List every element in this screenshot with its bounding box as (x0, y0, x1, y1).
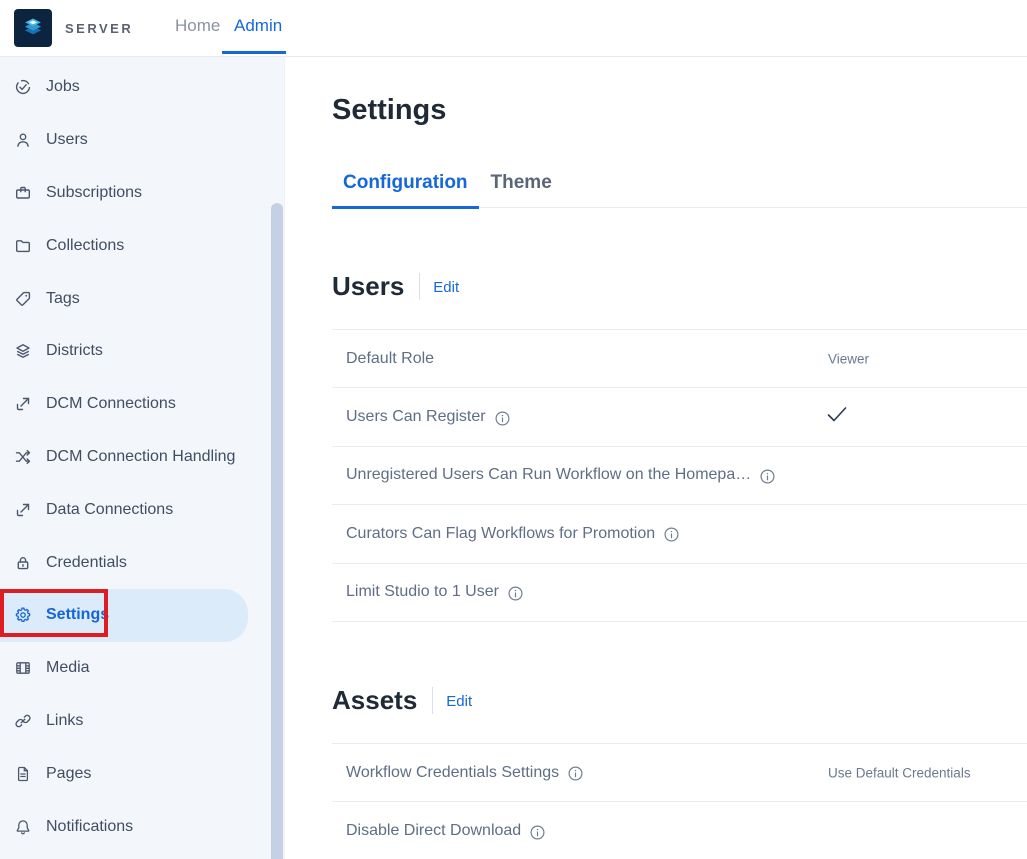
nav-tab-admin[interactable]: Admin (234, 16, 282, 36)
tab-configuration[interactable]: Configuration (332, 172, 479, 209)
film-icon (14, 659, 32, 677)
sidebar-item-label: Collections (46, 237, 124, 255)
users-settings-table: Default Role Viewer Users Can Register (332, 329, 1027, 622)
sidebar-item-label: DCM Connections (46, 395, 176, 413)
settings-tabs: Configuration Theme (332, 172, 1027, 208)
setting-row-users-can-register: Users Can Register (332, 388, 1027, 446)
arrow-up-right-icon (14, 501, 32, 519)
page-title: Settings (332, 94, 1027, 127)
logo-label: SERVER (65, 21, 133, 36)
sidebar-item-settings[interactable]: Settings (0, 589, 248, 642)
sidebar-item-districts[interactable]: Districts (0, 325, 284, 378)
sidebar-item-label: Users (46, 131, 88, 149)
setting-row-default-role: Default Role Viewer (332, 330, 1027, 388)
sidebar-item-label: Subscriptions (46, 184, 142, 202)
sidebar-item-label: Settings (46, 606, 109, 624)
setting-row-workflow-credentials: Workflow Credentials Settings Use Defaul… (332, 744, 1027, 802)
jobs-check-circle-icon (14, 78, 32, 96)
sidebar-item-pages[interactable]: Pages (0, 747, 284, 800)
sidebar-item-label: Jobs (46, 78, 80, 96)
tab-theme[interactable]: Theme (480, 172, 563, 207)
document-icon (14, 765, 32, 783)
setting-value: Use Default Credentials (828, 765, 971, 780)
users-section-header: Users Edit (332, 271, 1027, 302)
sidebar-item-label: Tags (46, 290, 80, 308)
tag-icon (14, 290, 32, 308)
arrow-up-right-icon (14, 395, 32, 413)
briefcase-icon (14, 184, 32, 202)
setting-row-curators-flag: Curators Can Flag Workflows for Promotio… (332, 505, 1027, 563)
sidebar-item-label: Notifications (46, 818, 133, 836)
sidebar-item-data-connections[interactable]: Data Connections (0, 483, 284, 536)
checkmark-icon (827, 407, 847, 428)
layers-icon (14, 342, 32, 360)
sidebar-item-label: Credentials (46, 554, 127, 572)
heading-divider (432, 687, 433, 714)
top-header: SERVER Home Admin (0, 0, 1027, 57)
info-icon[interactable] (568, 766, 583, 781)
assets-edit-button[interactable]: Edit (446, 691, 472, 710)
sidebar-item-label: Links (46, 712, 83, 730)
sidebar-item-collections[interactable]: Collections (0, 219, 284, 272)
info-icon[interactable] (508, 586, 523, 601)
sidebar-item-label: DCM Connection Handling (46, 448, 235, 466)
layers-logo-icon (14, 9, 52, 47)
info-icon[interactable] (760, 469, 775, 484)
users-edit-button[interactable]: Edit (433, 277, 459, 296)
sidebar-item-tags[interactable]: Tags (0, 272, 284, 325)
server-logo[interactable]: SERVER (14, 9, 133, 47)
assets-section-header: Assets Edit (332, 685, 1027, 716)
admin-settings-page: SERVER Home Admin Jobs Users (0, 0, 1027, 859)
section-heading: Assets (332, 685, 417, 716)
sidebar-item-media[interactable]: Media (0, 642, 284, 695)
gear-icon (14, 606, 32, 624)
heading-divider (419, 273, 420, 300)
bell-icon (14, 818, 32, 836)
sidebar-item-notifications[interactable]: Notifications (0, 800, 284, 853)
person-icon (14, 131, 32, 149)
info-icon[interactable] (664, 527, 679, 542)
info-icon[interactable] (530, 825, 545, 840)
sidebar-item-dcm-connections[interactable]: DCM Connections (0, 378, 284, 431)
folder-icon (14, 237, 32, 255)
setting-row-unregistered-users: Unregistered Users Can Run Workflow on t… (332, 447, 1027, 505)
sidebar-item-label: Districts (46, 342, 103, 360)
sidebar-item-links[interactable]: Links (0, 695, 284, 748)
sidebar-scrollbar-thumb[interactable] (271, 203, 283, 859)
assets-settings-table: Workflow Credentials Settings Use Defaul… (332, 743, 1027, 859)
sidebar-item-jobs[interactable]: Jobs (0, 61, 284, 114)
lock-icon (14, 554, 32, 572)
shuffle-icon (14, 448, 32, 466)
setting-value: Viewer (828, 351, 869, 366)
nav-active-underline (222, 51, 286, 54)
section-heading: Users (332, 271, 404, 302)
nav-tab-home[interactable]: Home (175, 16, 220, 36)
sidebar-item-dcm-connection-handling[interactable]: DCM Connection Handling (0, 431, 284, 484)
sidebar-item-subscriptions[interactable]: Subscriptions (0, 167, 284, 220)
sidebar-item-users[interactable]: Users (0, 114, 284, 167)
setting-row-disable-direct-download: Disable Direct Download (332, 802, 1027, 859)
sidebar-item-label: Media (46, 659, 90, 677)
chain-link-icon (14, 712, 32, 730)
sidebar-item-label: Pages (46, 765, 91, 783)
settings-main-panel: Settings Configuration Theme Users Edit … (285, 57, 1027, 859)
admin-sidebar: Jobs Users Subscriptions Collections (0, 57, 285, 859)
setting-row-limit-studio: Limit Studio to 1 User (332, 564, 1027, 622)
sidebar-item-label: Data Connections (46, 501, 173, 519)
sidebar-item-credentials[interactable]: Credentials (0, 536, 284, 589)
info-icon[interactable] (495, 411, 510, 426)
* * *
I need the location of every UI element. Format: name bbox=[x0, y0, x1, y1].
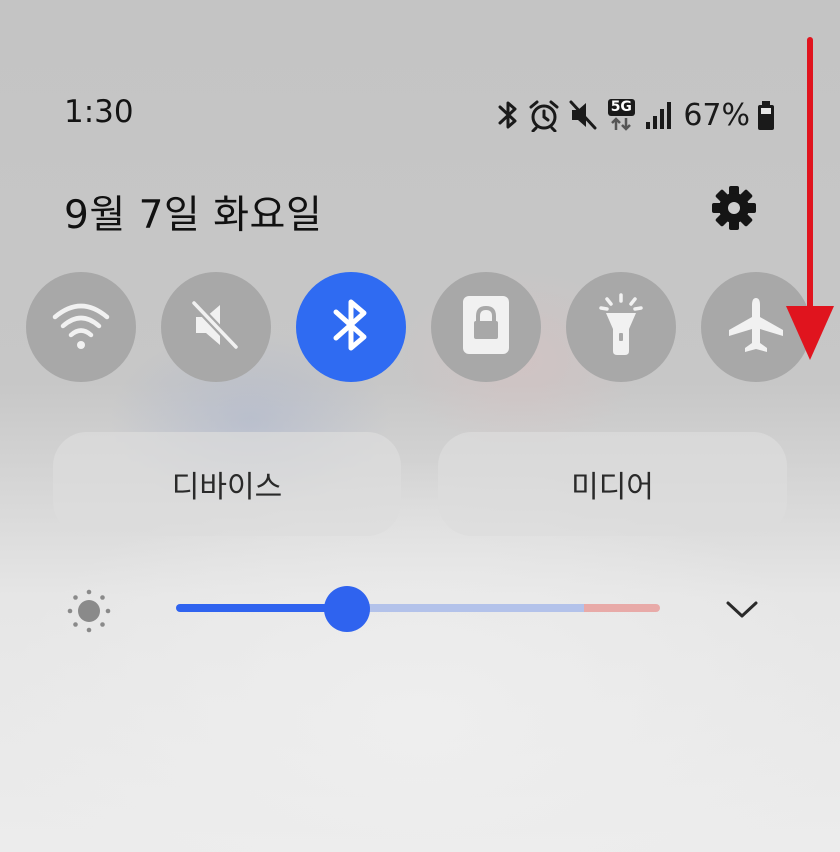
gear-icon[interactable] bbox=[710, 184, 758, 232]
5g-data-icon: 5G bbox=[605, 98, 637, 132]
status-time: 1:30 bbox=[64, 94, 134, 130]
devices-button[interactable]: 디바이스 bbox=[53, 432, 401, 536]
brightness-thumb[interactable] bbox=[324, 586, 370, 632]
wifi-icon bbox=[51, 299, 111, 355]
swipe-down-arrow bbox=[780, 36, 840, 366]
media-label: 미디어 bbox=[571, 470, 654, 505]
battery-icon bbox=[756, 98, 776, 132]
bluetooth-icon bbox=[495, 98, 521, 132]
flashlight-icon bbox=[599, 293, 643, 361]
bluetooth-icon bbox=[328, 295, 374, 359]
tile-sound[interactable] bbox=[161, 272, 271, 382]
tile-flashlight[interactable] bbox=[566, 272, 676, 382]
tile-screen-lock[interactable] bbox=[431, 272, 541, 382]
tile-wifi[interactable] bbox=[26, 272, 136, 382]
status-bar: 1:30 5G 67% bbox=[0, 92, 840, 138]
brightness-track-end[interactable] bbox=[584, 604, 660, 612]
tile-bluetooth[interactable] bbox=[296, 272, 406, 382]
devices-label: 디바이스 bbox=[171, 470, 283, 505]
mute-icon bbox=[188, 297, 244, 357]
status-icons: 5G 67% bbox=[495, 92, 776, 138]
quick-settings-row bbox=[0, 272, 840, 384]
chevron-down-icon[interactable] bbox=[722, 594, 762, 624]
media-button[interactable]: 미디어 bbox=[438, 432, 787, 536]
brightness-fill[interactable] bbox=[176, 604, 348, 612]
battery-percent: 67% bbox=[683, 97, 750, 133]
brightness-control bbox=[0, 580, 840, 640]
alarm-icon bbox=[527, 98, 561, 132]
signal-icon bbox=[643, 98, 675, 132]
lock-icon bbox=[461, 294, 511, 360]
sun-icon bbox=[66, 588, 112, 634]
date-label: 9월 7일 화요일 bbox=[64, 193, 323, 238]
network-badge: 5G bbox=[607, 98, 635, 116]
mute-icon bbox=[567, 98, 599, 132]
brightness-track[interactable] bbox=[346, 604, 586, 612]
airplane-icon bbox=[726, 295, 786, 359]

Exercise requirements –
Give everything in the data from the line containing "I need the location" down to the line containing "airplane-icon bbox=[726, 295, 786, 359]" again, with "brightness" changed to "luminance" and all else left as is. Leave the picture out.

Correct output –
I need the location of every UI element. Format: name bbox=[x0, y0, x1, y1].
gear-icon[interactable] bbox=[710, 184, 758, 232]
5g-data-icon: 5G bbox=[605, 98, 637, 132]
status-time: 1:30 bbox=[64, 94, 134, 130]
devices-button[interactable]: 디바이스 bbox=[53, 432, 401, 536]
luminance-thumb[interactable] bbox=[324, 586, 370, 632]
wifi-icon bbox=[51, 299, 111, 355]
swipe-down-arrow bbox=[780, 36, 840, 366]
media-label: 미디어 bbox=[571, 470, 654, 505]
battery-icon bbox=[756, 98, 776, 132]
bluetooth-icon bbox=[495, 98, 521, 132]
flashlight-icon bbox=[599, 293, 643, 361]
bluetooth-icon bbox=[328, 295, 374, 359]
tile-sound[interactable] bbox=[161, 272, 271, 382]
tile-flashlight[interactable] bbox=[566, 272, 676, 382]
tile-screen-lock[interactable] bbox=[431, 272, 541, 382]
tile-wifi[interactable] bbox=[26, 272, 136, 382]
status-bar: 1:30 5G 67% bbox=[0, 92, 840, 138]
luminance-track-end[interactable] bbox=[584, 604, 660, 612]
tile-bluetooth[interactable] bbox=[296, 272, 406, 382]
devices-label: 디바이스 bbox=[171, 470, 283, 505]
mute-icon bbox=[188, 297, 244, 357]
status-icons: 5G 67% bbox=[495, 92, 776, 138]
quick-settings-row bbox=[0, 272, 840, 384]
chevron-down-icon[interactable] bbox=[722, 594, 762, 624]
media-button[interactable]: 미디어 bbox=[438, 432, 787, 536]
luminance-fill[interactable] bbox=[176, 604, 348, 612]
battery-percent: 67% bbox=[683, 97, 750, 133]
luminance-control bbox=[0, 580, 840, 640]
alarm-icon bbox=[527, 98, 561, 132]
signal-icon bbox=[643, 98, 675, 132]
lock-icon bbox=[461, 294, 511, 360]
sun-icon bbox=[66, 588, 112, 634]
date-label: 9월 7일 화요일 bbox=[64, 193, 323, 238]
network-badge: 5G bbox=[607, 98, 635, 116]
mute-icon bbox=[567, 98, 599, 132]
luminance-track[interactable] bbox=[346, 604, 586, 612]
airplane-icon bbox=[726, 295, 786, 359]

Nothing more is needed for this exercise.